Direction -
Search the listing for the string "formie" and copy every line that contains it.

Material shown -

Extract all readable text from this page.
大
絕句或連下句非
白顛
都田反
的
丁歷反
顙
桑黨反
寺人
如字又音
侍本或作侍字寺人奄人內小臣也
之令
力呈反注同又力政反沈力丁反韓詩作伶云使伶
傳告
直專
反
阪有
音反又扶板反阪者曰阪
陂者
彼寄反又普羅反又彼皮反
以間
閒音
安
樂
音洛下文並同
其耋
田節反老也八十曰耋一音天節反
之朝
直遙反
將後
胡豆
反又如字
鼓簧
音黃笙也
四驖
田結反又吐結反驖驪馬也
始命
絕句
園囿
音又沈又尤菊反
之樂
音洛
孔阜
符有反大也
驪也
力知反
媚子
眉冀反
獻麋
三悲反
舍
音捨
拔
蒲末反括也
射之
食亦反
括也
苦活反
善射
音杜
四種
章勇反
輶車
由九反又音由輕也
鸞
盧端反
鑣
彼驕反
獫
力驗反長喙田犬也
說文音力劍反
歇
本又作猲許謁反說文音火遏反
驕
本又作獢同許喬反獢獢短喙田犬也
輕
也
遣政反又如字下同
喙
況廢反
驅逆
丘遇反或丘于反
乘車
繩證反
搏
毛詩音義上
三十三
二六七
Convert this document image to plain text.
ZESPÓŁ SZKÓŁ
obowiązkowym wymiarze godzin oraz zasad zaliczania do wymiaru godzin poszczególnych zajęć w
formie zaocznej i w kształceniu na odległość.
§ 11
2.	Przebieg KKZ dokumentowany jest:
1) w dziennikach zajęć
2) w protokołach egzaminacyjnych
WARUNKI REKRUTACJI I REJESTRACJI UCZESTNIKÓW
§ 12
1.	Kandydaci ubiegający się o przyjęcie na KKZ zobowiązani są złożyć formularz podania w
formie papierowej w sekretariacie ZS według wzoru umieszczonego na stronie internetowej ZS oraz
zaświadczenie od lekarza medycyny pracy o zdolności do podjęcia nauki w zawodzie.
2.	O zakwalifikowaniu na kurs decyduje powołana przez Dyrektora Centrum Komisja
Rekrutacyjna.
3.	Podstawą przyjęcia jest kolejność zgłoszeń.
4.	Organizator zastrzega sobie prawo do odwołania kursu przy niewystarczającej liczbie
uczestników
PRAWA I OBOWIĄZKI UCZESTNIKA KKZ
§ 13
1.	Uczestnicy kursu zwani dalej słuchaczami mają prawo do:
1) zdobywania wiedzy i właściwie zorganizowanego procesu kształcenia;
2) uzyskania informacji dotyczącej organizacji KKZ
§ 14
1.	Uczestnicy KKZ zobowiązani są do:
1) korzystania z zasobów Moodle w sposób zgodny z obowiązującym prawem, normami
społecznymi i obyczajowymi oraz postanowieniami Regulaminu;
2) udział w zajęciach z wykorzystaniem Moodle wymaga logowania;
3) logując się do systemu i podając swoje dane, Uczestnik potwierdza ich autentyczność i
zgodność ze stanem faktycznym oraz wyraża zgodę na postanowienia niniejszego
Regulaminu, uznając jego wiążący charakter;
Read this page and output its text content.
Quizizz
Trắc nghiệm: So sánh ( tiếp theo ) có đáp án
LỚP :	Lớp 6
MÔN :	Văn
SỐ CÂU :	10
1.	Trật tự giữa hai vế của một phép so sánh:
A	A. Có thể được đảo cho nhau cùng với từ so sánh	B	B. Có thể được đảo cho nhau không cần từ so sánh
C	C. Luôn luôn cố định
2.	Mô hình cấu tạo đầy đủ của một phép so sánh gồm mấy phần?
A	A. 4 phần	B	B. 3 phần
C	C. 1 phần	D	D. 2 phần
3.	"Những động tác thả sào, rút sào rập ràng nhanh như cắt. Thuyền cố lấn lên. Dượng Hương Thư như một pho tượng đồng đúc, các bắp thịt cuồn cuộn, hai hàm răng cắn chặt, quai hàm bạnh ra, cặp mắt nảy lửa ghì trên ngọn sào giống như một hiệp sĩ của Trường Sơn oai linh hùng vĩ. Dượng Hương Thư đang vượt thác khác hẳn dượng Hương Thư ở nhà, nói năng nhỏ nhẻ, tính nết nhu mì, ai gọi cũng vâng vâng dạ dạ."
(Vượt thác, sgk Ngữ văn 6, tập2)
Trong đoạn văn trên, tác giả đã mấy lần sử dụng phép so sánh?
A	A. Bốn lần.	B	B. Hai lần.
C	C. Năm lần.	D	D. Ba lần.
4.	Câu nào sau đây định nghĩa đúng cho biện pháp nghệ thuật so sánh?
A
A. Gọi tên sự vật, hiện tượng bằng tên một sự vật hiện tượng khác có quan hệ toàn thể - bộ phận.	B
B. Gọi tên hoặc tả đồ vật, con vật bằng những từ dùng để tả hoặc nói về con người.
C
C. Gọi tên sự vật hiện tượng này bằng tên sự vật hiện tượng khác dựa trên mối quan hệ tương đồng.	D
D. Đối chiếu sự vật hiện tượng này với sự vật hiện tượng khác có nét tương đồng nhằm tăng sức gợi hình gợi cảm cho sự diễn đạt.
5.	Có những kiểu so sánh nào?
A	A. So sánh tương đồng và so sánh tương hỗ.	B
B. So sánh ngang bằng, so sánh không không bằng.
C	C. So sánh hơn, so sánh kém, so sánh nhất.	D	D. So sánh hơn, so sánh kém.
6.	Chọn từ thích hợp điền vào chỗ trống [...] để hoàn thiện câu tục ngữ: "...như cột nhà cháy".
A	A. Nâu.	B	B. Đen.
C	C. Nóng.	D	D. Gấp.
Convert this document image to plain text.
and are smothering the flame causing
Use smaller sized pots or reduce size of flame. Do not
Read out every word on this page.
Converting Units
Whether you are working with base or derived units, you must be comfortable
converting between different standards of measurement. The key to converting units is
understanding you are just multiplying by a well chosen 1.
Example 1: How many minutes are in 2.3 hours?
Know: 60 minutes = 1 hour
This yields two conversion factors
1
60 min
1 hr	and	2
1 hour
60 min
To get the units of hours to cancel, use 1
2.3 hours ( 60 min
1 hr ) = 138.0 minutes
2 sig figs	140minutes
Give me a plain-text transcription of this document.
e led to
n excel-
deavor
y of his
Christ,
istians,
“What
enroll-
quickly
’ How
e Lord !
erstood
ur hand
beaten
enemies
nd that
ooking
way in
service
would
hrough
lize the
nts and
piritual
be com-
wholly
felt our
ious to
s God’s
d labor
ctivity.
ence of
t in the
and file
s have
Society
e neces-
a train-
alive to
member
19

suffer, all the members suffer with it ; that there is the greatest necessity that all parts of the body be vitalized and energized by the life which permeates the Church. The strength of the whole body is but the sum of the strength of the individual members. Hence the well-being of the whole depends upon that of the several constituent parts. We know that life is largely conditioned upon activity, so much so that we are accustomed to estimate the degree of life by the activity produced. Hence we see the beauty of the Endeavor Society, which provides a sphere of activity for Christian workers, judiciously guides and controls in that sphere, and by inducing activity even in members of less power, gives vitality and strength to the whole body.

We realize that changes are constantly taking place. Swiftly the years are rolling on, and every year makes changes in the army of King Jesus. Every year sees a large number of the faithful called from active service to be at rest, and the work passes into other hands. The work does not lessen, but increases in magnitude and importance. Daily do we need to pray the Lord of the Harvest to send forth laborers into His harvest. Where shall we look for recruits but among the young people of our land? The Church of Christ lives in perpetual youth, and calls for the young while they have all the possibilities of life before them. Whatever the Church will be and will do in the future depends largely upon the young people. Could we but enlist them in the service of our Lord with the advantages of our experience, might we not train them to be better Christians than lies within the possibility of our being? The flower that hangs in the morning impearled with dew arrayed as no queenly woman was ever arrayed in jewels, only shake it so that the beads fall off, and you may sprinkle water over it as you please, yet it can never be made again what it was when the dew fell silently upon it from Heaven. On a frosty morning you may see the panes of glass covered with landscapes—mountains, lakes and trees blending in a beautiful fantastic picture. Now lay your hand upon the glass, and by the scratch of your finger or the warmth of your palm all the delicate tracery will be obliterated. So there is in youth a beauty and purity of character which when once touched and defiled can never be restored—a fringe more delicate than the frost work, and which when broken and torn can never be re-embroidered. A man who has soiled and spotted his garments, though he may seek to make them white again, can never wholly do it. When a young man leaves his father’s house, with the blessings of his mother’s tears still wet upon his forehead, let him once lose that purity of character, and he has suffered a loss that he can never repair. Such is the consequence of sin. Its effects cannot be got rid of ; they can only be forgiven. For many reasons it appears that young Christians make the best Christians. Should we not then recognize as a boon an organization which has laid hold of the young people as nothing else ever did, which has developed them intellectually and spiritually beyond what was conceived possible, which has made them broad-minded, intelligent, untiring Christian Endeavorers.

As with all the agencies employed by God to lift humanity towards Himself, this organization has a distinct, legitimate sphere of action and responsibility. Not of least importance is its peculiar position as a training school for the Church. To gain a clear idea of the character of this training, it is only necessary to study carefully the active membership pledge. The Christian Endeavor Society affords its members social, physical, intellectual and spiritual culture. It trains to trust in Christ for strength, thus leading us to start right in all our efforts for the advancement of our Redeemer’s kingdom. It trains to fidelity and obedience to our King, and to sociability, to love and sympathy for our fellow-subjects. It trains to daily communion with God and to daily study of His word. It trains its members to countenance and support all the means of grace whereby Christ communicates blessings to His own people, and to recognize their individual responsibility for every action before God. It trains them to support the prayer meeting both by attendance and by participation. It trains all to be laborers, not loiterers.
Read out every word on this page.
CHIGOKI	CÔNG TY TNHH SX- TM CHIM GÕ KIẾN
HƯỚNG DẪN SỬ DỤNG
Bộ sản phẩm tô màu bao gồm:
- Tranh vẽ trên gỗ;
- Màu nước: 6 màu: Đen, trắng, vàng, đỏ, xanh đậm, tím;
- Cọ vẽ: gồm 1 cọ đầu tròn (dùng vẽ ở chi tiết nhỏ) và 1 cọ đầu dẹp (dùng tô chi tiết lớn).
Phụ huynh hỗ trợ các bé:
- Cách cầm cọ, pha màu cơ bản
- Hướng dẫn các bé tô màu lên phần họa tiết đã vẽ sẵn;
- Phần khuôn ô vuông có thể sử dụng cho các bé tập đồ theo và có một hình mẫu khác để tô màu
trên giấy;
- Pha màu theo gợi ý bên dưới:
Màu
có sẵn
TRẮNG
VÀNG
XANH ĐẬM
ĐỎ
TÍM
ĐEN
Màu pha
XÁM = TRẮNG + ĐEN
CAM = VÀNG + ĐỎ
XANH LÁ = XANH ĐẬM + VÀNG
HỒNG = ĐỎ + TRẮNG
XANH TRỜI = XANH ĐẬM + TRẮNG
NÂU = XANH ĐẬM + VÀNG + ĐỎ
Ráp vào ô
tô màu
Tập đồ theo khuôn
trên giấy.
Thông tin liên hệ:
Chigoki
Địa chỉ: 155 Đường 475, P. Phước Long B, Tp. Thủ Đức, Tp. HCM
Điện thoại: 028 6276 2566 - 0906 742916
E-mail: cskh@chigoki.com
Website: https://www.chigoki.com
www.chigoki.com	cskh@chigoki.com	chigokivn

Result of the task -
formie zaocznej i w kształceniu na odległość.
formie papierowej w sekretariacie ZS według wzoru umieszczonego na stronie internetowej ZS oraz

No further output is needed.